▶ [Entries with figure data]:

^^^^^^^^

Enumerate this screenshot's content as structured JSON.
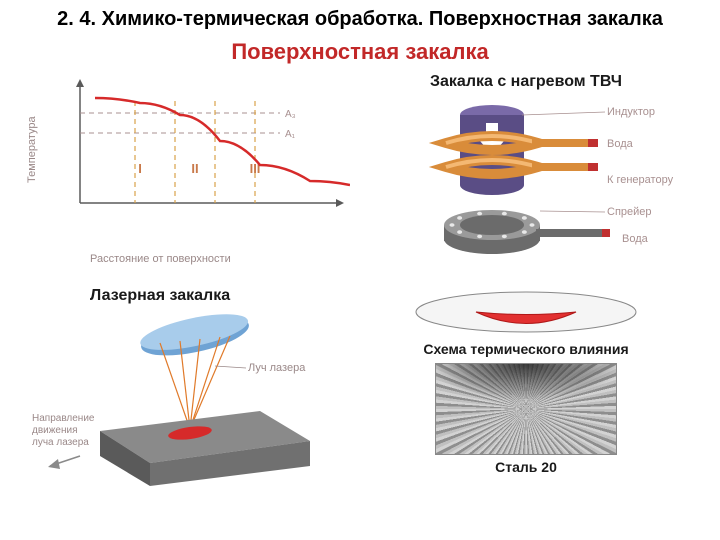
{
  "slide": {
    "title": "2. 4. Химико-термическая обработка. Поверхностная закалка",
    "main_heading": "Поверхностная закалка"
  },
  "chart": {
    "type": "line",
    "y_label": "Температура",
    "x_label": "Расстояние от поверхности",
    "curve_color": "#d62a2a",
    "dash_color": "#d9a24a",
    "axis_color": "#5a5a5a",
    "background": "#ffffff",
    "zone_labels": [
      "I",
      "II",
      "III"
    ],
    "zone_label_color": "#c97a4a",
    "ref_lines": [
      "A₃",
      "A₁"
    ],
    "ref_line_color": "#a89090",
    "curve_points": [
      [
        15,
        25
      ],
      [
        60,
        30
      ],
      [
        100,
        42
      ],
      [
        140,
        68
      ],
      [
        180,
        92
      ],
      [
        230,
        108
      ],
      [
        270,
        112
      ]
    ],
    "vlines_x": [
      70,
      110,
      150,
      190
    ],
    "hlines_y": [
      40,
      60
    ]
  },
  "tvch": {
    "title": "Закалка с нагревом ТВЧ",
    "labels": {
      "inductor": "Индуктор",
      "water_top": "Вода",
      "generator": "К генератору",
      "sprayer": "Спрейер",
      "water_bottom": "Вода"
    },
    "label_color": "#a89090",
    "coil_color": "#d98c3a",
    "coil_highlight": "#f4b873",
    "part_top_color": "#7a6aa8",
    "part_side_color": "#5a4d85",
    "arrow_color": "#ffffff",
    "sprayer_body": "#6b6b6b",
    "sprayer_top": "#9a9a9a",
    "hole_color": "#e8e8e8"
  },
  "laser": {
    "title": "Лазерная закалка",
    "labels": {
      "beam": "Луч лазера",
      "direction": "Направление движения луча лазера"
    },
    "label_color": "#9a8888",
    "lens_colors": [
      "#6fa3d4",
      "#a8cceb"
    ],
    "beam_color": "#e07a2a",
    "block_top": "#8a8a8a",
    "block_front": "#5a5a5a",
    "block_side": "#707070",
    "spot_color": "#d62a2a",
    "arrow_color": "#8a8a8a"
  },
  "thermal": {
    "title": "Схема термического влияния",
    "ellipse_top": "#f5f5f5",
    "ellipse_stroke": "#888888",
    "heat_color": "#e23030",
    "heat_edge": "#b01818"
  },
  "steel": {
    "caption": "Сталь 20"
  }
}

^^^^^^^^

▶ [Your task]:
Your copy should match the entries exactly, minus the pictures.

▶ [Reply]:
Enumerate this screenshot's content as structured JSON.
{
  "slide": {
    "title": "2. 4. Химико-термическая обработка. Поверхностная закалка",
    "main_heading": "Поверхностная закалка"
  },
  "chart": {
    "type": "line",
    "y_label": "Температура",
    "x_label": "Расстояние от поверхности",
    "curve_color": "#d62a2a",
    "dash_color": "#d9a24a",
    "axis_color": "#5a5a5a",
    "background": "#ffffff",
    "zone_labels": [
      "I",
      "II",
      "III"
    ],
    "zone_label_color": "#c97a4a",
    "ref_lines": [
      "A₃",
      "A₁"
    ],
    "ref_line_color": "#a89090",
    "curve_points": [
      [
        15,
        25
      ],
      [
        60,
        30
      ],
      [
        100,
        42
      ],
      [
        140,
        68
      ],
      [
        180,
        92
      ],
      [
        230,
        108
      ],
      [
        270,
        112
      ]
    ],
    "vlines_x": [
      70,
      110,
      150,
      190
    ],
    "hlines_y": [
      40,
      60
    ]
  },
  "tvch": {
    "title": "Закалка с нагревом ТВЧ",
    "labels": {
      "inductor": "Индуктор",
      "water_top": "Вода",
      "generator": "К генератору",
      "sprayer": "Спрейер",
      "water_bottom": "Вода"
    },
    "label_color": "#a89090",
    "coil_color": "#d98c3a",
    "coil_highlight": "#f4b873",
    "part_top_color": "#7a6aa8",
    "part_side_color": "#5a4d85",
    "arrow_color": "#ffffff",
    "sprayer_body": "#6b6b6b",
    "sprayer_top": "#9a9a9a",
    "hole_color": "#e8e8e8"
  },
  "laser": {
    "title": "Лазерная закалка",
    "labels": {
      "beam": "Луч лазера",
      "direction": "Направление движения луча лазера"
    },
    "label_color": "#9a8888",
    "lens_colors": [
      "#6fa3d4",
      "#a8cceb"
    ],
    "beam_color": "#e07a2a",
    "block_top": "#8a8a8a",
    "block_front": "#5a5a5a",
    "block_side": "#707070",
    "spot_color": "#d62a2a",
    "arrow_color": "#8a8a8a"
  },
  "thermal": {
    "title": "Схема термического влияния",
    "ellipse_top": "#f5f5f5",
    "ellipse_stroke": "#888888",
    "heat_color": "#e23030",
    "heat_edge": "#b01818"
  },
  "steel": {
    "caption": "Сталь 20"
  }
}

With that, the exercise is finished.